> [Exercise details] Repeat the whole of the data, keeping every detail the same.

(Dataset entries)
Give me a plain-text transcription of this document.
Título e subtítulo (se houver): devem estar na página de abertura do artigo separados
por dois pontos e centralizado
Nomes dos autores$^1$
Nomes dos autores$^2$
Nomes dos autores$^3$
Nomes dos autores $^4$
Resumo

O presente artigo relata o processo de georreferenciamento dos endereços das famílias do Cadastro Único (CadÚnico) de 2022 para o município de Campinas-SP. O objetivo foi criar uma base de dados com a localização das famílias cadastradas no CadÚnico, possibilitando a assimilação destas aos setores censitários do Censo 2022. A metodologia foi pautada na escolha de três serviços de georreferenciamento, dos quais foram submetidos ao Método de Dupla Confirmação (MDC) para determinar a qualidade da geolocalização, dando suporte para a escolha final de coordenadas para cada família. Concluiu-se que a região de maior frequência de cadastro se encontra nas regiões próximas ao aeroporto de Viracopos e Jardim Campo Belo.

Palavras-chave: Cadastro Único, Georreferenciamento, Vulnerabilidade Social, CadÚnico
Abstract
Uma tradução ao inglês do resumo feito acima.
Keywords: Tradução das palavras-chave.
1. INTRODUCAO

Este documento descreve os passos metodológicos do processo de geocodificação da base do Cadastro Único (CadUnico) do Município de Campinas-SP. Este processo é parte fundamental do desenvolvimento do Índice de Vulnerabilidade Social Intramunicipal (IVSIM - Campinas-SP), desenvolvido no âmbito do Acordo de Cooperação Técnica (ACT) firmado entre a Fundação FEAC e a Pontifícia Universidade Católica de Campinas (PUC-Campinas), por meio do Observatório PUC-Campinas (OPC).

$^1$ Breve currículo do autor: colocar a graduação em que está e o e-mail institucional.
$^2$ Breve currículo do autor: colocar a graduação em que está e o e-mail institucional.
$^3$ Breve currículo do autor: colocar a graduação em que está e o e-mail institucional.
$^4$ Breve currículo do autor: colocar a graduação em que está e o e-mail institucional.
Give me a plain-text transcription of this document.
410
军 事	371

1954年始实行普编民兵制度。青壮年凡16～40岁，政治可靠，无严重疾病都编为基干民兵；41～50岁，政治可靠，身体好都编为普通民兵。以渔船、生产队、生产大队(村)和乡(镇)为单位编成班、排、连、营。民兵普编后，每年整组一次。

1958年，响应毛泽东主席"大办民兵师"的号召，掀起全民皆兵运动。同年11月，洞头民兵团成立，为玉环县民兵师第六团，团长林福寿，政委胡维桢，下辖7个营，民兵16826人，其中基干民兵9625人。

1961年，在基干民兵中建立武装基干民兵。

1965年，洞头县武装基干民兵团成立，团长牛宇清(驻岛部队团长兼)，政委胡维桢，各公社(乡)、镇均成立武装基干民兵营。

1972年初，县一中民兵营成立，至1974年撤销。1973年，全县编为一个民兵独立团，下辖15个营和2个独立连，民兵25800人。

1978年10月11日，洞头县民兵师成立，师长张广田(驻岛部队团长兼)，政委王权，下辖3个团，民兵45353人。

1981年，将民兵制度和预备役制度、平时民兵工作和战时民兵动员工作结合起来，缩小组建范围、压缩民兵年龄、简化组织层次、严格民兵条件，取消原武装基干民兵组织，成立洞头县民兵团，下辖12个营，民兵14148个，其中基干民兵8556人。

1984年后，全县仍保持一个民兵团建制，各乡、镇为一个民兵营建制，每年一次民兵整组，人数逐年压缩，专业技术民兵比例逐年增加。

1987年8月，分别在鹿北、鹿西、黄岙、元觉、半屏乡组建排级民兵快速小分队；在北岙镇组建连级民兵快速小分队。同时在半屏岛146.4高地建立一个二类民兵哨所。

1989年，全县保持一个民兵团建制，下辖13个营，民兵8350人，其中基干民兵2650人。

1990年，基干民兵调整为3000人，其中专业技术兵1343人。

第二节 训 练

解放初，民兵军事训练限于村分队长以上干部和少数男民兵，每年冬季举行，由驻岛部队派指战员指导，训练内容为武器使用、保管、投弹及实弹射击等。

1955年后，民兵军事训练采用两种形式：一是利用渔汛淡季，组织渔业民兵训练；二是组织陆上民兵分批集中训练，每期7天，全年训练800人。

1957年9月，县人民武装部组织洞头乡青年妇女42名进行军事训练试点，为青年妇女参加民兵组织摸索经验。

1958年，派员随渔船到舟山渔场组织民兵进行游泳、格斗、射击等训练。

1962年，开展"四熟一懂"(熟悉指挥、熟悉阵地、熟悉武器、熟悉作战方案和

> [Exercise result]
Give me a plain-text transcription of this document.
Título e subtítulo (se houver): devem estar na página de abertura do artigo separados
por dois pontos e centralizado
Nomes dos autores$^1$
Nomes dos autores$^2$
Nomes dos autores$^3$
Nomes dos autores $^4$
Resumo

O presente artigo relata o processo de georreferenciamento dos endereços das famílias do Cadastro Único (CadÚnico) de 2022 para o município de Campinas-SP. O objetivo foi criar uma base de dados com a localização das famílias cadastradas no CadÚnico, possibilitando a assimilação destas aos setores censitários do Censo 2022. A metodologia foi pautada na escolha de três serviços de georreferenciamento, dos quais foram submetidos ao Método de Dupla Confirmação (MDC) para determinar a qualidade da geolocalização, dando suporte para a escolha final de coordenadas para cada família. Concluiu-se que a região de maior frequência de cadastro se encontra nas regiões próximas ao aeroporto de Viracopos e Jardim Campo Belo.

Palavras-chave: Cadastro Único, Georreferenciamento, Vulnerabilidade Social, CadÚnico
Abstract
Uma tradução ao inglês do resumo feito acima.
Keywords: Tradução das palavras-chave.
1. INTRODUCAO

Este documento descreve os passos metodológicos do processo de geocodificação da base do Cadastro Único (CadUnico) do Município de Campinas-SP. Este processo é parte fundamental do desenvolvimento do Índice de Vulnerabilidade Social Intramunicipal (IVSIM - Campinas-SP), desenvolvido no âmbito do Acordo de Cooperação Técnica (ACT) firmado entre a Fundação FEAC e a Pontifícia Universidade Católica de Campinas (PUC-Campinas), por meio do Observatório PUC-Campinas (OPC).

$^1$ Breve currículo do autor: colocar a graduação em que está e o e-mail institucional.
$^2$ Breve currículo do autor: colocar a graduação em que está e o e-mail institucional.
$^3$ Breve currículo do autor: colocar a graduação em que está e o e-mail institucional.
$^4$ Breve currículo do autor: colocar a graduação em que está e o e-mail institucional.
Give me a plain-text transcription of this document.
410
军 事	371

1954年始实行普编民兵制度。青壮年凡16～40岁，政治可靠，无严重疾病都编为基干民兵；41～50岁，政治可靠，身体好都编为普通民兵。以渔船、生产队、生产大队(村)和乡(镇)为单位编成班、排、连、营。民兵普编后，每年整组一次。

1958年，响应毛泽东主席"大办民兵师"的号召，掀起全民皆兵运动。同年11月，洞头民兵团成立，为玉环县民兵师第六团，团长林福寿，政委胡维桢，下辖7个营，民兵16826人，其中基干民兵9625人。

1961年，在基干民兵中建立武装基干民兵。

1965年，洞头县武装基干民兵团成立，团长牛宇清(驻岛部队团长兼)，政委胡维桢，各公社(乡)、镇均成立武装基干民兵营。

1972年初，县一中民兵营成立，至1974年撤销。1973年，全县编为一个民兵独立团，下辖15个营和2个独立连，民兵25800人。

1978年10月11日，洞头县民兵师成立，师长张广田(驻岛部队团长兼)，政委王权，下辖3个团，民兵45353人。

1981年，将民兵制度和预备役制度、平时民兵工作和战时民兵动员工作结合起来，缩小组建范围、压缩民兵年龄、简化组织层次、严格民兵条件，取消原武装基干民兵组织，成立洞头县民兵团，下辖12个营，民兵14148个，其中基干民兵8556人。

1984年后，全县仍保持一个民兵团建制，各乡、镇为一个民兵营建制，每年一次民兵整组，人数逐年压缩，专业技术民兵比例逐年增加。

1987年8月，分别在鹿北、鹿西、黄岙、元觉、半屏乡组建排级民兵快速小分队；在北岙镇组建连级民兵快速小分队。同时在半屏岛146.4高地建立一个二类民兵哨所。

1989年，全县保持一个民兵团建制，下辖13个营，民兵8350人，其中基干民兵2650人。

1990年，基干民兵调整为3000人，其中专业技术兵1343人。

第二节 训 练

解放初，民兵军事训练限于村分队长以上干部和少数男民兵，每年冬季举行，由驻岛部队派指战员指导，训练内容为武器使用、保管、投弹及实弹射击等。

1955年后，民兵军事训练采用两种形式：一是利用渔汛淡季，组织渔业民兵训练；二是组织陆上民兵分批集中训练，每期7天，全年训练800人。

1957年9月，县人民武装部组织洞头乡青年妇女42名进行军事训练试点，为青年妇女参加民兵组织摸索经验。

1958年，派员随渔船到舟山渔场组织民兵进行游泳、格斗、射击等训练。

1962年，开展"四熟一懂"(熟悉指挥、熟悉阵地、熟悉武器、熟悉作战方案和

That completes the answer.